-- START OF INPUT ROWS --

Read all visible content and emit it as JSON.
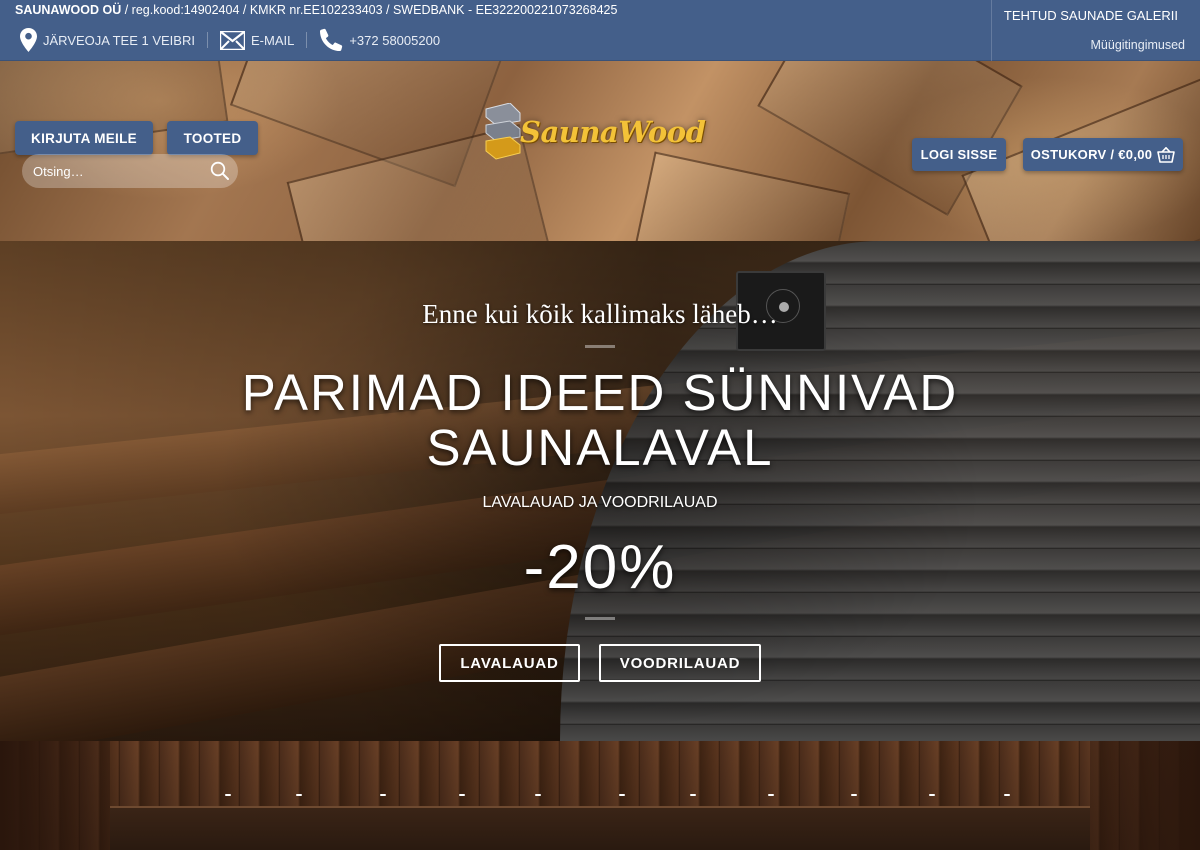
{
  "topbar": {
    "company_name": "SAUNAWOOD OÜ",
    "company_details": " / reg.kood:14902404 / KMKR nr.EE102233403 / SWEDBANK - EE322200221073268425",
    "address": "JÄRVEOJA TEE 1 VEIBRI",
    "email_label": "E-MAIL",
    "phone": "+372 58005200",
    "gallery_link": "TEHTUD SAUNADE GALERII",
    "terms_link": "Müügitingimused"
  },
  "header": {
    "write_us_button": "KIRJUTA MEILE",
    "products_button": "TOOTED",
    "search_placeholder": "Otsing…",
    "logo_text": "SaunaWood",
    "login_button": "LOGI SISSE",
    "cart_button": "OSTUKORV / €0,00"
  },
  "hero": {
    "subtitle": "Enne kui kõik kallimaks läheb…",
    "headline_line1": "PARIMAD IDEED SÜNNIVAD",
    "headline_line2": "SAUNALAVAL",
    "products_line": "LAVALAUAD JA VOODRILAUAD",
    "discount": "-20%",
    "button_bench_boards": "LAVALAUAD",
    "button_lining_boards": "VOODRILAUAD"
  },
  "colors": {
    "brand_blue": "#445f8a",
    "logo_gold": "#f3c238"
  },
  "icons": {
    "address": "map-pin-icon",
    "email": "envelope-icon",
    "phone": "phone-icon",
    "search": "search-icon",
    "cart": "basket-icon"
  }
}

-- END OF INPUT ROWS --
-- START OF INPUT ROWS --

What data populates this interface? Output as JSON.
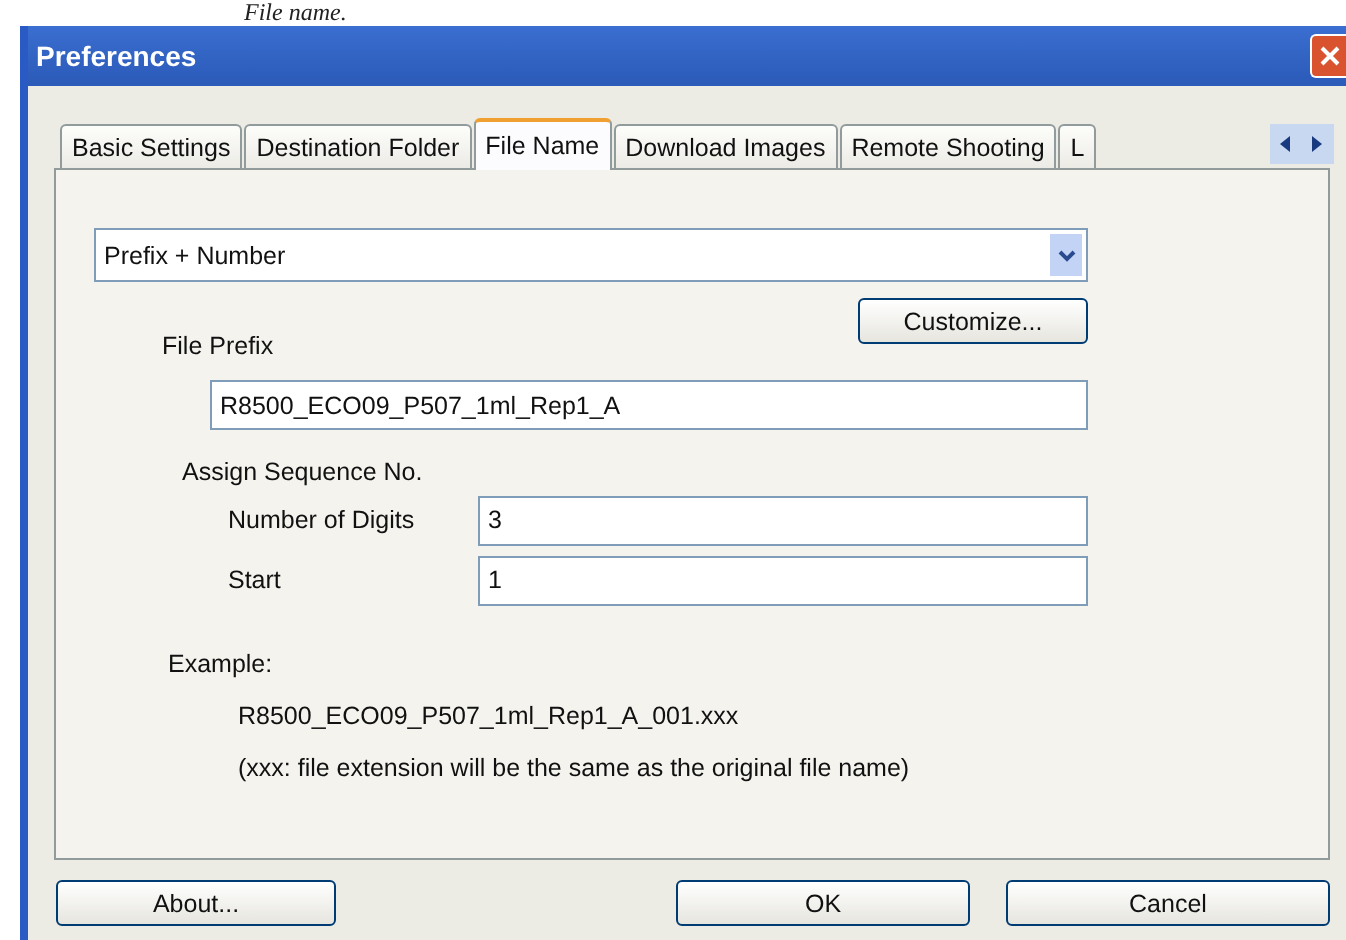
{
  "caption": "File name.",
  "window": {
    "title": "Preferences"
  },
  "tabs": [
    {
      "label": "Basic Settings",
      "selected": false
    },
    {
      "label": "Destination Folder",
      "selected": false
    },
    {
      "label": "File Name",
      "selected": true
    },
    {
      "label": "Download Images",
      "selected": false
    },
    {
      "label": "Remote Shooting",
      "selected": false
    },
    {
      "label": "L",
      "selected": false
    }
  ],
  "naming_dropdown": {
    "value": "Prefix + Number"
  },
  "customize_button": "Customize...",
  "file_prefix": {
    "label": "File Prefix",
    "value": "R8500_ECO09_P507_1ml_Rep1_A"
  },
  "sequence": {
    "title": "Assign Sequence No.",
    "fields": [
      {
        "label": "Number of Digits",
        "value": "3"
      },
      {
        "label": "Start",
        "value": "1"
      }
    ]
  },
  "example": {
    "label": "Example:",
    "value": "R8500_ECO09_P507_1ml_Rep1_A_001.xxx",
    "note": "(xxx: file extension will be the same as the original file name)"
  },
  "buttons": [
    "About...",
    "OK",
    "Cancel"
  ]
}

-- END OF INPUT ROWS --

Scan the records above for the string "value", then select every line that holds it.

    "value": "Prefix + Number"
    "value": "R8500_ECO09_P507_1ml_Rep1_A"
        "value": "3"
        "value": "1"
    "value": "R8500_ECO09_P507_1ml_Rep1_A_001.xxx",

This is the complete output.